◆ Instruction
How many lines of the data include the string "Restauro"? State the number and nothing else.

Start of Provided records

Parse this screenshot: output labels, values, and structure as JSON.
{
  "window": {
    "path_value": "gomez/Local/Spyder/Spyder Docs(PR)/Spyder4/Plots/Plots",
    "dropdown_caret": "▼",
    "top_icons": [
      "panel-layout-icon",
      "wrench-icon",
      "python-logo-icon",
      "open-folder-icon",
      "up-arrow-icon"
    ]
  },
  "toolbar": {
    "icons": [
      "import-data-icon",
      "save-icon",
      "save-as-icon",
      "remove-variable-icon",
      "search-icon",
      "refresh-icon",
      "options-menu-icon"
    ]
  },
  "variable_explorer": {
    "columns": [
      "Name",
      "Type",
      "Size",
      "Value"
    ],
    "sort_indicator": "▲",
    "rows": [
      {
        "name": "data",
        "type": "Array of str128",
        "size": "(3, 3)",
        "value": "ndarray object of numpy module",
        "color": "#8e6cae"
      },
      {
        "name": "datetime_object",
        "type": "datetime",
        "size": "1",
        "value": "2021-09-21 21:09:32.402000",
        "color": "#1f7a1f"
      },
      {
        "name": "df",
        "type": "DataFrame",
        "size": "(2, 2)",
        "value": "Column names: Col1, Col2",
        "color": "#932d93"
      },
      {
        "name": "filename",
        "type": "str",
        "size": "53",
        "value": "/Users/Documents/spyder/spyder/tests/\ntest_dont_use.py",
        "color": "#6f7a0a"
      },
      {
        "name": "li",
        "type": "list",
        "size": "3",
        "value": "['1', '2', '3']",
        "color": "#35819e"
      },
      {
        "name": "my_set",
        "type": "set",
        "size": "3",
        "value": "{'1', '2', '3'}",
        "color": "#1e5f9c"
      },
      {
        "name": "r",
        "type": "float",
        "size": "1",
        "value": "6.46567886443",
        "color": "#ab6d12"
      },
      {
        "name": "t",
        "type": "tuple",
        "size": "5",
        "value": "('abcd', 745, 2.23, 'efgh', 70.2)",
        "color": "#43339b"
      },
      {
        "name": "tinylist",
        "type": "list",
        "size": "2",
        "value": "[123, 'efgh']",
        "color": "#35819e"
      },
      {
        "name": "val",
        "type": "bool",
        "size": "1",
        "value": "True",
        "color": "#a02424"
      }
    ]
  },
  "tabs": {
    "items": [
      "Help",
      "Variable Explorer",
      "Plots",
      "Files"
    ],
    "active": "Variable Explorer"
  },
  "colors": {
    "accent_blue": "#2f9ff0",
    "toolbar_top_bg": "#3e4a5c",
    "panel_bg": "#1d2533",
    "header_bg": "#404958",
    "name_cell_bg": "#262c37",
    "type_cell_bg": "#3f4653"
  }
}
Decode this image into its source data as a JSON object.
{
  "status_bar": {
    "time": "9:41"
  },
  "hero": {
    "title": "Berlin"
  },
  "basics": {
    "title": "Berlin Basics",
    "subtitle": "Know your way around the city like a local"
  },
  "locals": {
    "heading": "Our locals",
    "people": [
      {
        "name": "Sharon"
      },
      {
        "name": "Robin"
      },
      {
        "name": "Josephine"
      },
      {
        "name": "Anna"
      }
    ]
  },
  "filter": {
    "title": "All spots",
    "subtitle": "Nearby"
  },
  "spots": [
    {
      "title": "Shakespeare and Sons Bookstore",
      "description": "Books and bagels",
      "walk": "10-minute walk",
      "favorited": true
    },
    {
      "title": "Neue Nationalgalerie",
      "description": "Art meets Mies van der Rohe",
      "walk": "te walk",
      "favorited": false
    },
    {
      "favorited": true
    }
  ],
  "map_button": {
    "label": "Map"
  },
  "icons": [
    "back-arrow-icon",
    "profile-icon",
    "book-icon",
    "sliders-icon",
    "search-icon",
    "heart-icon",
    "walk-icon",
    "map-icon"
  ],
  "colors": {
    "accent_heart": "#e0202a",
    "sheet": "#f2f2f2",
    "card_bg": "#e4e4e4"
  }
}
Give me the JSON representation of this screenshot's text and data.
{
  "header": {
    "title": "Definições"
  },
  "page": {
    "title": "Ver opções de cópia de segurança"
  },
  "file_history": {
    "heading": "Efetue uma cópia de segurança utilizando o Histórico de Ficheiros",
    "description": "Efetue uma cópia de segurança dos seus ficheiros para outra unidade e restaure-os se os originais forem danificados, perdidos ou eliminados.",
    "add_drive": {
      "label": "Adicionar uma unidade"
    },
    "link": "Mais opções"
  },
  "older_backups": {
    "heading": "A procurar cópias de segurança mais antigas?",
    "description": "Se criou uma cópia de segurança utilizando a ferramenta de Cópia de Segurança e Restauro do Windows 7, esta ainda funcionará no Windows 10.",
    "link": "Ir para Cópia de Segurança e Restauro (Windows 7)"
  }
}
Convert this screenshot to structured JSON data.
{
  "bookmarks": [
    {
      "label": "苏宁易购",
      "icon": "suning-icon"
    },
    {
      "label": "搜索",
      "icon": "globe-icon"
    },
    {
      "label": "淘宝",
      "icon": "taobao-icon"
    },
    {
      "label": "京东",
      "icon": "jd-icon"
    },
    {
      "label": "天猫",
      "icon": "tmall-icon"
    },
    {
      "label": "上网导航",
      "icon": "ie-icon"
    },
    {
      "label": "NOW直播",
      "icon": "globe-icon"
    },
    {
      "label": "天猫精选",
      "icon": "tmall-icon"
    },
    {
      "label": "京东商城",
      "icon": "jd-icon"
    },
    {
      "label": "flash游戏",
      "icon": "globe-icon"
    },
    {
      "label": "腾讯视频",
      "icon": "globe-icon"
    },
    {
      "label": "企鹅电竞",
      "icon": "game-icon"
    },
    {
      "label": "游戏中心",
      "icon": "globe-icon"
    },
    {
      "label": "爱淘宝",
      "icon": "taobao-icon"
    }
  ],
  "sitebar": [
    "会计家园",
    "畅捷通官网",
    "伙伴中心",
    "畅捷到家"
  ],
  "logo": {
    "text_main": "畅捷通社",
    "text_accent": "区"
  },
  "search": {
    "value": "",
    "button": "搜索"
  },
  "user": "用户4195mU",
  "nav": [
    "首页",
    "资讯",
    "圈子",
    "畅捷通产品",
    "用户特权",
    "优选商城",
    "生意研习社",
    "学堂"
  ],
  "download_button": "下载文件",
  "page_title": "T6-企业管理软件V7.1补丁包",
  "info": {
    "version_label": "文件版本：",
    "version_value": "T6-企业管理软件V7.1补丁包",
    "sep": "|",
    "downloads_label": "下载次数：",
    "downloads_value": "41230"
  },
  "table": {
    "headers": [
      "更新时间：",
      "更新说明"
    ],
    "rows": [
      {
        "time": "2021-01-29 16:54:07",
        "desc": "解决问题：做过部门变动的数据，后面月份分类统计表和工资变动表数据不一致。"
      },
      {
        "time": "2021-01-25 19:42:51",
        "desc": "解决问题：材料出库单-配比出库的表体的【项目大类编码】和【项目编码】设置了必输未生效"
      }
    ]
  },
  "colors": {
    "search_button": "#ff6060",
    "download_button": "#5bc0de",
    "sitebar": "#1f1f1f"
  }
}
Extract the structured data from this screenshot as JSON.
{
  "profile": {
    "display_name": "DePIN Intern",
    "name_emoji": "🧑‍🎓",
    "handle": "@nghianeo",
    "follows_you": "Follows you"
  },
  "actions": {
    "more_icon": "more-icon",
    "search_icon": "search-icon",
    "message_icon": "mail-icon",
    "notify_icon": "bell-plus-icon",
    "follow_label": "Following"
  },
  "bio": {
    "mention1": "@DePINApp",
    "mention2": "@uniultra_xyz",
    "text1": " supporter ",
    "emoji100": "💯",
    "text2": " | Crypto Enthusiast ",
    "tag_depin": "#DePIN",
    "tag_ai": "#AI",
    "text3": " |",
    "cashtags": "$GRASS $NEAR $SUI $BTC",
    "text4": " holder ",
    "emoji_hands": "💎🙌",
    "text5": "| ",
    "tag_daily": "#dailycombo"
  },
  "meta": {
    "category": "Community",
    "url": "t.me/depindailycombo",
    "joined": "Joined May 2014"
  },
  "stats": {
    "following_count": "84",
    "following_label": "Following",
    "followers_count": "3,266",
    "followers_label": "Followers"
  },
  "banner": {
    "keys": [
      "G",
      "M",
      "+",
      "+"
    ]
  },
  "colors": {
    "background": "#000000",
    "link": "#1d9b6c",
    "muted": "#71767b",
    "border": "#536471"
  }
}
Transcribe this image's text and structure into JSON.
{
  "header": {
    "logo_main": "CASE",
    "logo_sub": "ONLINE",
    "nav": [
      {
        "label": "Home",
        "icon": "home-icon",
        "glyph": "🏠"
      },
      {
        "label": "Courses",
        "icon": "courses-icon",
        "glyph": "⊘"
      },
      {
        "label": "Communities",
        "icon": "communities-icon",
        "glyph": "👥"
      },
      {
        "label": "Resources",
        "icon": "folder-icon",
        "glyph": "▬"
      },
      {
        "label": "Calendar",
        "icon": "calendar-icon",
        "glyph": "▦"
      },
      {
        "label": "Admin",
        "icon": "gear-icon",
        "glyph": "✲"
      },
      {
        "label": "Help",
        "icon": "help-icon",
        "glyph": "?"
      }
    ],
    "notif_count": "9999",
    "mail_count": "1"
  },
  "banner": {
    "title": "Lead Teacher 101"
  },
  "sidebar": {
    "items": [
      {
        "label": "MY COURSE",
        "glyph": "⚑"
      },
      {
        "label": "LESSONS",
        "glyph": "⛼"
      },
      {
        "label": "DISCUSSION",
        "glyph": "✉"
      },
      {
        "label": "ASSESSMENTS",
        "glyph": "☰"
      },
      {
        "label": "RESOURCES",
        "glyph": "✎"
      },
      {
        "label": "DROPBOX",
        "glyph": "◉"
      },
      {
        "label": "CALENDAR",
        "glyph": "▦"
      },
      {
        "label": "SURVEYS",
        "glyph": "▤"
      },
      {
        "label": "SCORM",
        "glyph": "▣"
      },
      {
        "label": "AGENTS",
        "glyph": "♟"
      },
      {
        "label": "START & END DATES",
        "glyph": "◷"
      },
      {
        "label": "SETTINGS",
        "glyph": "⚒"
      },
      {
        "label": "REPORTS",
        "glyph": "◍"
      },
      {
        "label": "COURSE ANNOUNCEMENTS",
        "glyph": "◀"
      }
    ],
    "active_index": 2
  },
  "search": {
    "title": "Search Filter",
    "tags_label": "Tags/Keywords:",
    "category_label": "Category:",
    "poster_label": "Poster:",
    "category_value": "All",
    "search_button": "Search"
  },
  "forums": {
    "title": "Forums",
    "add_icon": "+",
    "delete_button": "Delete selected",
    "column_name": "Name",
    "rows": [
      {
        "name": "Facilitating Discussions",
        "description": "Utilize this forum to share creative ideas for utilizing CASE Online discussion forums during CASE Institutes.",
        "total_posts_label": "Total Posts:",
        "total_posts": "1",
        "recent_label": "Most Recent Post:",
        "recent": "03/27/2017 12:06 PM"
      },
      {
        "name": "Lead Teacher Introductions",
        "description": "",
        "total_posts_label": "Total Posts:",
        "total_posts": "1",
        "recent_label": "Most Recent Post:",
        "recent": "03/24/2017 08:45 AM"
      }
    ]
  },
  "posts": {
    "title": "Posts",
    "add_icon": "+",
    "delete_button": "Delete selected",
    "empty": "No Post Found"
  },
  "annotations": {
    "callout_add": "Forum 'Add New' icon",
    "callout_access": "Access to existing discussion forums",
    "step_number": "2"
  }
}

End of Provided records

◆ Written response
2